Goal of the exercise » For the word "axis", give the number of lines in these entries that contain it, with nothing else.

[[ Record excerpts open ]]

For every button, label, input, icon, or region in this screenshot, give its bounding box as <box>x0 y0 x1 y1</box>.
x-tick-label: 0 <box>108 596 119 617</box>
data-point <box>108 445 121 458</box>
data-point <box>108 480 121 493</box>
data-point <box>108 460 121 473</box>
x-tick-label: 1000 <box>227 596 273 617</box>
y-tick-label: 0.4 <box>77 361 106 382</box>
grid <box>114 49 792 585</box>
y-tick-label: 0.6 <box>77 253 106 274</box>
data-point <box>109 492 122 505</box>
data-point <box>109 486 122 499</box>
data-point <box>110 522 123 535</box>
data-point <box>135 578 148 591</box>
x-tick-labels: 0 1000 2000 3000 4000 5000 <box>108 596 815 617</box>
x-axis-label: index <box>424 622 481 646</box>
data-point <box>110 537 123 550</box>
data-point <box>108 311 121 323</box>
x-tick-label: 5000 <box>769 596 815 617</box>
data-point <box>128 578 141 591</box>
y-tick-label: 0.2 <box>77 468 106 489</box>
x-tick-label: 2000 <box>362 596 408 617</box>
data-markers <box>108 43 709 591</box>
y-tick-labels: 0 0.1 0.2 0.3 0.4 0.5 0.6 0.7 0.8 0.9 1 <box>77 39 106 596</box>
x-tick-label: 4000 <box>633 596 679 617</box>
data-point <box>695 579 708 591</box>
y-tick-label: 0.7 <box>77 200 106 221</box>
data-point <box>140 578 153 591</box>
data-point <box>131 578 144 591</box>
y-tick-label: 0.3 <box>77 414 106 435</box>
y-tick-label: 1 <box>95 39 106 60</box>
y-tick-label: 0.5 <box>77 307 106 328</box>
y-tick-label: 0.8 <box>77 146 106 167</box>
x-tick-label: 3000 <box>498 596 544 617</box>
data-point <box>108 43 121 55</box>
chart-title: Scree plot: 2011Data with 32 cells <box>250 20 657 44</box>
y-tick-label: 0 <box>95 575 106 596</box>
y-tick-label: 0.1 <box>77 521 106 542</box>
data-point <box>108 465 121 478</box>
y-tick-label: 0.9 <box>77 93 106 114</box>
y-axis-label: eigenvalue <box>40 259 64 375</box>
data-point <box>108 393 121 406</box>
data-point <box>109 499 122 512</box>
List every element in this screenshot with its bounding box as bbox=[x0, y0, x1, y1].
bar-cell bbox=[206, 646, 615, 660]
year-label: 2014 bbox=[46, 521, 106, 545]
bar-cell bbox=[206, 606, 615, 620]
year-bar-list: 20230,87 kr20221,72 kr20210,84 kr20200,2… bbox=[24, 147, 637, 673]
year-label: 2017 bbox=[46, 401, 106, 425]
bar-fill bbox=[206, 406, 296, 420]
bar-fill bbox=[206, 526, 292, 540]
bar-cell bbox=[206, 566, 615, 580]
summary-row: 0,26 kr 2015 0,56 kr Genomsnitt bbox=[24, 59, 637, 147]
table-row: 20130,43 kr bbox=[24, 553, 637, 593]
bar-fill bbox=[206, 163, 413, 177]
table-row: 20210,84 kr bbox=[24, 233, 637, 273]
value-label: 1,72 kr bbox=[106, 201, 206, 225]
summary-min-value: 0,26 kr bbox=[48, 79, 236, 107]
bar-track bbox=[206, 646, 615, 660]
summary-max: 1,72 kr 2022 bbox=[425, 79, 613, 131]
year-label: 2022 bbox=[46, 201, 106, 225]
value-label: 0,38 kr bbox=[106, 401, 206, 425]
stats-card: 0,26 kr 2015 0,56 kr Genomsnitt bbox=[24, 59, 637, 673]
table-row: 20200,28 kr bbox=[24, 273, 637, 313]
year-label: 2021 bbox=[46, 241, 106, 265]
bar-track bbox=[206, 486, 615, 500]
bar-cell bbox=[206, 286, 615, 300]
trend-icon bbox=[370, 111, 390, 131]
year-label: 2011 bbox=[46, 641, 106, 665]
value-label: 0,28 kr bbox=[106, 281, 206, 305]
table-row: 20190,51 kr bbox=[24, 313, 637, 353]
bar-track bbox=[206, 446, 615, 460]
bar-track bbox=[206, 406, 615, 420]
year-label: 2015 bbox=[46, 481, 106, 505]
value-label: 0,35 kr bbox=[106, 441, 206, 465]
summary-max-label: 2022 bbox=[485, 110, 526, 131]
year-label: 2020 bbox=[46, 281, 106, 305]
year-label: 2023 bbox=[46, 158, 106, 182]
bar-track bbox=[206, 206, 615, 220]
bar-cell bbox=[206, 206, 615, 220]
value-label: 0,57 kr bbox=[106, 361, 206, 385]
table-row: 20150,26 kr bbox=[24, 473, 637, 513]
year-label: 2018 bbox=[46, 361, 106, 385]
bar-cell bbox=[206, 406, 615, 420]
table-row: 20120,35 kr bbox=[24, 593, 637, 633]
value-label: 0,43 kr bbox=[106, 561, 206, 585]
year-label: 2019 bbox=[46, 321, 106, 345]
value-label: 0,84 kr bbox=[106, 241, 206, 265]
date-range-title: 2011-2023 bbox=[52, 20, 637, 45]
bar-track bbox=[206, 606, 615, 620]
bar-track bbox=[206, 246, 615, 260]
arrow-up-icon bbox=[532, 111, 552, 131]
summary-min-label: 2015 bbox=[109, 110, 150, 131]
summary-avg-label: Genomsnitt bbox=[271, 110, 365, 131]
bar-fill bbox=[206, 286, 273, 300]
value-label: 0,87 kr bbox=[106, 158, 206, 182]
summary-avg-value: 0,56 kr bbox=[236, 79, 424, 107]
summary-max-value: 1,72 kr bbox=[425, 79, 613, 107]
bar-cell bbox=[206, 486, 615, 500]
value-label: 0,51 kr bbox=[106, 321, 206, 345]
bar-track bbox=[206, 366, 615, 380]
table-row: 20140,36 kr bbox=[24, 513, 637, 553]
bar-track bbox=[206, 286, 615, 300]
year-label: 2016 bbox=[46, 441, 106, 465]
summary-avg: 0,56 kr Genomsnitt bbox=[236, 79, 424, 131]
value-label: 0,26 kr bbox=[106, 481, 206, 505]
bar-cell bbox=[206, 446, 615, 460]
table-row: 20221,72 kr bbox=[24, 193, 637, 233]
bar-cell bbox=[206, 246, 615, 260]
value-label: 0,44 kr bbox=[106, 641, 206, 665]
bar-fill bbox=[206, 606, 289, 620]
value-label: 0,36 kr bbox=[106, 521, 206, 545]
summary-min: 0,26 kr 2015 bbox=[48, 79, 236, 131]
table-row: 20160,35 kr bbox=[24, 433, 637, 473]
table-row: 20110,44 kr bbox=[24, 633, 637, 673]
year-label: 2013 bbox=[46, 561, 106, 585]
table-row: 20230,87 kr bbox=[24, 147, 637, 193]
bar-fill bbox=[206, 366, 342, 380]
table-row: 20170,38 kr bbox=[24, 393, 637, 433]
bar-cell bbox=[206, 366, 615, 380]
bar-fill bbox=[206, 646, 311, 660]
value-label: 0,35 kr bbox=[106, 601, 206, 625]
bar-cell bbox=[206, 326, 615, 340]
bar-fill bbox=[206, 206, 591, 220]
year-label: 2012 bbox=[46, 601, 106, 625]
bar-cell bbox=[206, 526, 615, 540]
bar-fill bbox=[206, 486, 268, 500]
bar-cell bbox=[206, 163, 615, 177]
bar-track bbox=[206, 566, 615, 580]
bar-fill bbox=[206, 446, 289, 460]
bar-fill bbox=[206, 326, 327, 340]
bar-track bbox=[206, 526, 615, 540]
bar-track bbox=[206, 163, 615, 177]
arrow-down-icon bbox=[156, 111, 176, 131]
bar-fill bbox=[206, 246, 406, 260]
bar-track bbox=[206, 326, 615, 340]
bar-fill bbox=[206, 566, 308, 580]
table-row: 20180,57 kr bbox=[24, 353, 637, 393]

[[ Record excerpts closed ]]

Solution » 2